======== Given data ========
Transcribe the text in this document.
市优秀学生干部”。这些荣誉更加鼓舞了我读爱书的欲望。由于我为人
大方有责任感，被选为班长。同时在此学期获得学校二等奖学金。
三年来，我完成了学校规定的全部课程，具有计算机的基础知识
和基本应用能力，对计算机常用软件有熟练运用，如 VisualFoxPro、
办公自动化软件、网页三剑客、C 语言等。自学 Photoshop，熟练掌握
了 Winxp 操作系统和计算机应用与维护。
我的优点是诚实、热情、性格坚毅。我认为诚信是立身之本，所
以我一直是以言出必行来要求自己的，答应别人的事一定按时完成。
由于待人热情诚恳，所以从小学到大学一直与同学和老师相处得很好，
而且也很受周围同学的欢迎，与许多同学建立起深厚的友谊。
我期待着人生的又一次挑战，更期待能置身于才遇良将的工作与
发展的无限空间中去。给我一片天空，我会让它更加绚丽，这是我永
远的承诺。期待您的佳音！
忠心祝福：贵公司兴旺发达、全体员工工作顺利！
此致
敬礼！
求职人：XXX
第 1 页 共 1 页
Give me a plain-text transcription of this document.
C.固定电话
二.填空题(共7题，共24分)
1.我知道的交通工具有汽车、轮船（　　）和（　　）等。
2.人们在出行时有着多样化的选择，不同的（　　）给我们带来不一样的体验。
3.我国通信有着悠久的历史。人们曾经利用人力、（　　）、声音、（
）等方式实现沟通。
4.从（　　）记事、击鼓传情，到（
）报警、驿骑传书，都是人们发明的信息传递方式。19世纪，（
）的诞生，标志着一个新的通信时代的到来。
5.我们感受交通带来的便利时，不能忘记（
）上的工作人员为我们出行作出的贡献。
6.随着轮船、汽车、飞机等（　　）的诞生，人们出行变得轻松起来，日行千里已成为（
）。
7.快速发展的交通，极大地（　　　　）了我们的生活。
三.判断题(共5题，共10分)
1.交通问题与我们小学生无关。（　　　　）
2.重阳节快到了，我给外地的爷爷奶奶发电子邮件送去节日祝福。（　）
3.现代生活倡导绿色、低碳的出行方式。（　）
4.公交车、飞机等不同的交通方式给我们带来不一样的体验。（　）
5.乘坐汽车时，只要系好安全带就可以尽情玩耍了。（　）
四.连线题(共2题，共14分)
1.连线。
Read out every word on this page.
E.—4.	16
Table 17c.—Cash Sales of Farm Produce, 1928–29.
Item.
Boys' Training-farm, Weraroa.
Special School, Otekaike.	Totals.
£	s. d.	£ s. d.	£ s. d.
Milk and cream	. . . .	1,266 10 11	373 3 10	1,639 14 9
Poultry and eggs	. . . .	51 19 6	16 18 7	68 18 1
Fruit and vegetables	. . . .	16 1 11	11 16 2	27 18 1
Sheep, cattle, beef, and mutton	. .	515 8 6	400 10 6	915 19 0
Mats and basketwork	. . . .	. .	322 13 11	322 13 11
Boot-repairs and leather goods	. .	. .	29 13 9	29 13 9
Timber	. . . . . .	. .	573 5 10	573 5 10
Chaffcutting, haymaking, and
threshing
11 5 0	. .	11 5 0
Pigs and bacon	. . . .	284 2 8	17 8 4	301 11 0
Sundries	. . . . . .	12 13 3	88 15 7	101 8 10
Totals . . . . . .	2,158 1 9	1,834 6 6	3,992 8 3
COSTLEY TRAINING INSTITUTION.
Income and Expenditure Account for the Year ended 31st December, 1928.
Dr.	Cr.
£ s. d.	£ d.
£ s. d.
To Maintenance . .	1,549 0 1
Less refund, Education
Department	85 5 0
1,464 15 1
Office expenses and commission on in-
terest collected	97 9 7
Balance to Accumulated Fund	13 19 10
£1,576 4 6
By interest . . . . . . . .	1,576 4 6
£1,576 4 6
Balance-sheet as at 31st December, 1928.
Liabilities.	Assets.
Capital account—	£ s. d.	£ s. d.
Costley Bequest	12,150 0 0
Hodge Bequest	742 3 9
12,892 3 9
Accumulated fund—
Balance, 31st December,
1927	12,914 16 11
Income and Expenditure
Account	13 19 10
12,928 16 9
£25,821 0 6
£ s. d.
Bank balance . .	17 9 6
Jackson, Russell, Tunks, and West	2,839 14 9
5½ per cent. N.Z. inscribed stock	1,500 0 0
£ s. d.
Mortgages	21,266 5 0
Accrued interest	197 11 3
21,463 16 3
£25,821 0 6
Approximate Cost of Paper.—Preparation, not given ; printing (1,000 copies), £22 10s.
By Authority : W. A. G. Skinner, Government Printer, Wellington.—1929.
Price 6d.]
========
> [Exercise description] Copy each line that contains the word "Bequest".

> [Complete answer]
Costley Bequest	12,150 0 0
Hodge Bequest	742 3 9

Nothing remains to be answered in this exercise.